> Data extract:
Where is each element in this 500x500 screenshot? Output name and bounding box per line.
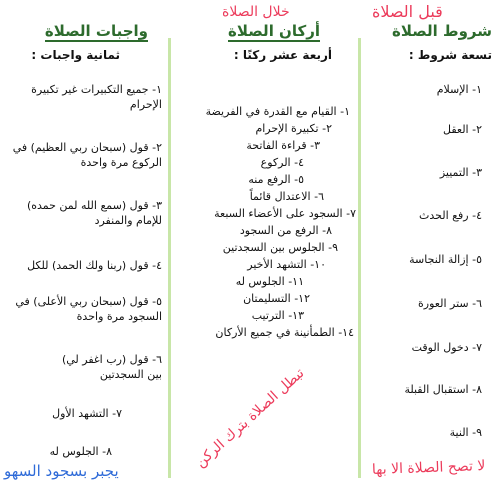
pillars-item: ١٠- التشهد الأخير	[247, 258, 326, 271]
conditions-column	[360, 0, 500, 500]
pillars-item: ١١- الجلوس له	[235, 275, 304, 288]
pillars-title: أركان الصلاة	[228, 22, 320, 40]
conditions-subtitle: تسعة شروط :	[408, 48, 492, 62]
obligations-item: ١- جميع التكبيرات غير تكبيرة الإحرام	[31, 83, 162, 111]
obligations-title: واجبات الصلاة	[44, 22, 148, 40]
obligations-item: ٦- قول (رب اغفر لي) بين السجدتين	[61, 353, 162, 381]
pillars-item: ٦- الاعتدال قائماً	[249, 190, 324, 203]
obligations-item: ٨- الجلوس له	[49, 445, 112, 458]
annotation-during-prayer: خلال الصلاة	[222, 4, 290, 20]
obligations-item: ٢- قول (سبحان ربي العظيم) في الركوع مرة واحدة	[12, 141, 162, 169]
conditions-item: ٧- دخول الوقت	[411, 341, 482, 354]
pillars-column	[170, 0, 360, 500]
conditions-item: ٩- النية	[449, 426, 482, 439]
pillars-item: ٤- الركوع	[260, 156, 304, 169]
pillars-item: ٧- السجود على الأعضاء السبعة	[214, 207, 356, 220]
obligations-item: ٥- قول (سبحان ربي الأعلى) في السجود مرة واحدة	[15, 295, 162, 323]
annotation-before-prayer: قبل الصلاة	[372, 2, 443, 21]
pillars-subtitle: أربعة عشر ركنًا :	[233, 48, 332, 62]
obligations-item: ٧- التشهد الأول	[52, 407, 122, 420]
conditions-item: ١- الإسلام	[436, 83, 482, 96]
pillars-item: ٣- قراءة الفاتحة	[246, 139, 320, 152]
conditions-item: ٦- ستر العورة	[418, 297, 482, 310]
conditions-item: ٤- رفع الحدث	[419, 209, 482, 222]
obligations-column	[0, 0, 170, 500]
conditions-item: ٨- استقبال القبلة	[404, 383, 482, 396]
obligations-item: ٣- قول (سمع الله لمن حمده) للإمام والمنفرد	[26, 199, 162, 227]
conditions-item: ٢- العقل	[443, 123, 482, 136]
pillars-item: ١٣- الترتيب	[251, 309, 304, 322]
obligations-subtitle: ثمانية واجبات :	[31, 48, 120, 62]
pillars-item: ١- القيام مع القدرة في الفريضة	[205, 105, 350, 118]
obligations-item: ٤- قول (ربنا ولك الحمد) للكل	[27, 259, 162, 272]
conditions-item: ٥- إزالة النجاسة	[409, 253, 482, 266]
conditions-title: شروط الصلاة	[391, 22, 492, 40]
pillars-item: ٥- الرفع منه	[248, 173, 304, 186]
pillars-item: ١٢- التسليمتان	[243, 292, 310, 305]
annotation-compensated-by-sahw: يجبر بسجود السهو	[4, 462, 119, 480]
annotation-invalid-without: لا تصح الصلاة الا بها	[371, 458, 486, 478]
conditions-item: ٣- التمييز	[439, 166, 482, 179]
pillars-item: ٩- الجلوس بين السجدتين	[222, 241, 338, 254]
pillars-item: ١٤- الطمأنينة في جميع الأركان	[215, 326, 354, 339]
pillars-item: ٢- تكبيرة الإحرام	[255, 122, 332, 135]
annotation-void-by-omission: تبطل الصلاة بترك الركن	[192, 365, 308, 471]
pillars-item: ٨- الرفع من السجود	[239, 224, 332, 237]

> Given instruction: Pick out and copy every line of the records above that contains the string "الإحرام". Treat uppercase and lowercase as different.

> Answer:
obligations-item: ١- جميع التكبيرات غير تكبيرة الإحرام	[31, 83, 162, 111]
pillars-item: ٢- تكبيرة الإحرام	[255, 122, 332, 135]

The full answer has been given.